* **Direction**
Every line that includes the word "color" is to be listed.

>> start Exercise material

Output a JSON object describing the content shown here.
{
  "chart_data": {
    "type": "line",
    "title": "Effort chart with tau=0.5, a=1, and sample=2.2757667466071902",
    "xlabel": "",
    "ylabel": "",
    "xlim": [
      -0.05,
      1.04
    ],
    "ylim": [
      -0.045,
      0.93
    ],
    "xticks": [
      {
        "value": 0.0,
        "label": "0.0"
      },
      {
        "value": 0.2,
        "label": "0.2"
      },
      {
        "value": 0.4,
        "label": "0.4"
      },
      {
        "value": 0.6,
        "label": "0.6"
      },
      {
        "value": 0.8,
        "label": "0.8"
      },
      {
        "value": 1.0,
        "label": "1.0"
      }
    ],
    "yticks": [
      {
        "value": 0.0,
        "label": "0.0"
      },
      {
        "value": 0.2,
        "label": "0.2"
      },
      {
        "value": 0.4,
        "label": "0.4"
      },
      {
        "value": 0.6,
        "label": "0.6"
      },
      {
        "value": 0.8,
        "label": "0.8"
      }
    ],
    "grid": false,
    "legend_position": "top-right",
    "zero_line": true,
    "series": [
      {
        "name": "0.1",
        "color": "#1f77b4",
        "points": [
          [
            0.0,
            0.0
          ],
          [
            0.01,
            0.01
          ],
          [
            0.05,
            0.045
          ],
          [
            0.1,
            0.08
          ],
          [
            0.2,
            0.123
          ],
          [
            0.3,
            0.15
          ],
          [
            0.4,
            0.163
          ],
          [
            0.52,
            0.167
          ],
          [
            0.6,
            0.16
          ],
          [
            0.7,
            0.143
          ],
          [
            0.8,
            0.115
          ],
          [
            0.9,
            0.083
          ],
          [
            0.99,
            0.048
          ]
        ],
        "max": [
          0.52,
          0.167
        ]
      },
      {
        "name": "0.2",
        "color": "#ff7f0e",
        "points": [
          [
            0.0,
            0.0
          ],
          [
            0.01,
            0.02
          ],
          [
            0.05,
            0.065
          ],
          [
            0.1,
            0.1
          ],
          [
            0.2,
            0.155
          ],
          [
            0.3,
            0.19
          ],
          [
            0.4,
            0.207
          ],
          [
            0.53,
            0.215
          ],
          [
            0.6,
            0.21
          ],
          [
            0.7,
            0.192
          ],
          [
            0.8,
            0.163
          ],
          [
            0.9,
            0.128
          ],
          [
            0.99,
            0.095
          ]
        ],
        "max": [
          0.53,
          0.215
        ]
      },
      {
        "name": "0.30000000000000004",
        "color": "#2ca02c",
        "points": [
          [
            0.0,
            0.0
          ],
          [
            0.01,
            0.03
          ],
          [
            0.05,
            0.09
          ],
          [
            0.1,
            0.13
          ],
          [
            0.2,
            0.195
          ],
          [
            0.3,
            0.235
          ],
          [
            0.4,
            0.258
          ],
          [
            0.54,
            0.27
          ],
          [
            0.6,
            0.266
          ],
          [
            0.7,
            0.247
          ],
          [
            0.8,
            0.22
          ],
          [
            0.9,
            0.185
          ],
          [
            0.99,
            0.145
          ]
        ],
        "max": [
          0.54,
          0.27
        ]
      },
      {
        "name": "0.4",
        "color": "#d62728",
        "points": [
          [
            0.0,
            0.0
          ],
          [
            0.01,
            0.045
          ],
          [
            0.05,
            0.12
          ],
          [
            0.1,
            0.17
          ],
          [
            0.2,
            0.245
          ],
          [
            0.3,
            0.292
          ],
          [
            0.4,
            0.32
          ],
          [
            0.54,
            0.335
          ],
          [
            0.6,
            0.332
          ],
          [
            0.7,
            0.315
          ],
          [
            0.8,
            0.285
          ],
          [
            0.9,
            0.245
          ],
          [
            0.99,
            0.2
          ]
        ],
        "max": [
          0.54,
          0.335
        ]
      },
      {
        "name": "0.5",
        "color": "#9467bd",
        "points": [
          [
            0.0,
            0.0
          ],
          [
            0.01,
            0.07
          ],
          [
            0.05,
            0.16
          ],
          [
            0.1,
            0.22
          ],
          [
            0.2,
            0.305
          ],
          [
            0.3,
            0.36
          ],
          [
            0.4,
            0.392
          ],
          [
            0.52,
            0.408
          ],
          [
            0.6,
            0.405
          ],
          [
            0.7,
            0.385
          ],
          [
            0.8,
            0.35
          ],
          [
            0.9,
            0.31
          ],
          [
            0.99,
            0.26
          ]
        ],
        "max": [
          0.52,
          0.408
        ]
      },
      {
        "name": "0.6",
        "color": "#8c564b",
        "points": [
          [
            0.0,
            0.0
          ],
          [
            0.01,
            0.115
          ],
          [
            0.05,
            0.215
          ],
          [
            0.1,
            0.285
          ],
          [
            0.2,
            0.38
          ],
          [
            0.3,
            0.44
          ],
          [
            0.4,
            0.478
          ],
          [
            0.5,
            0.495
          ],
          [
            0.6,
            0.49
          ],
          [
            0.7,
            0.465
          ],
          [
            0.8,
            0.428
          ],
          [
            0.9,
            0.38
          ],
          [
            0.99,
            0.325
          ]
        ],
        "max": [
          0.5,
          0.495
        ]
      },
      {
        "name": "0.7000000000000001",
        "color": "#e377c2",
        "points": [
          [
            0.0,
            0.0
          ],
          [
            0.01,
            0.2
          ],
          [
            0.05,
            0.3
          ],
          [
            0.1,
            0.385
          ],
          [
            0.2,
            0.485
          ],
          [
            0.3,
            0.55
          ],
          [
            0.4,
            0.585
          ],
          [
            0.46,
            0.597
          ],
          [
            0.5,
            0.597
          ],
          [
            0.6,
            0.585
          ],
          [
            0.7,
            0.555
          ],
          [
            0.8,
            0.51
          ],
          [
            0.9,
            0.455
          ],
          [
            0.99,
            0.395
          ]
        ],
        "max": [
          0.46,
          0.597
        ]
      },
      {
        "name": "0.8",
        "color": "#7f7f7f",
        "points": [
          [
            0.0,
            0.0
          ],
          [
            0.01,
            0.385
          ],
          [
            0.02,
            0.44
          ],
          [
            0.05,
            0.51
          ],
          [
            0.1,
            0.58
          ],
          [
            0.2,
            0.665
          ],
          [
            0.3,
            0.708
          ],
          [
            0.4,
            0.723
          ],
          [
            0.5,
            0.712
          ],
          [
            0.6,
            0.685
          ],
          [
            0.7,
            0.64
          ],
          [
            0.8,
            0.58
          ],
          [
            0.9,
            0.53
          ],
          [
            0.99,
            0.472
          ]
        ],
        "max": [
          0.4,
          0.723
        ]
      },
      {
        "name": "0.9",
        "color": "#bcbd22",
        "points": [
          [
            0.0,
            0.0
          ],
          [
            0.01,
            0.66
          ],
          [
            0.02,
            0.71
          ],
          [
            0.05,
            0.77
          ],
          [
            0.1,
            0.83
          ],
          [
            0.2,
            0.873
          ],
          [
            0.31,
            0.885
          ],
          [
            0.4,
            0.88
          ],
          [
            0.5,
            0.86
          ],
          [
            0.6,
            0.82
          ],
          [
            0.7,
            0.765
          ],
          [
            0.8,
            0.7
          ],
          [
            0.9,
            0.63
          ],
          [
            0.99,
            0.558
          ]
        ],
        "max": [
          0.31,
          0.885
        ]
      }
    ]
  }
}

>> end Exercise material

* **Answer for the task**
        "color": "#1f77b4",
        "color": "#ff7f0e",
        "color": "#2ca02c",
        "color": "#d62728",
        "color": "#9467bd",
        "color": "#8c564b",
        "color": "#e377c2",
        "color": "#7f7f7f",
        "color": "#bcbd22",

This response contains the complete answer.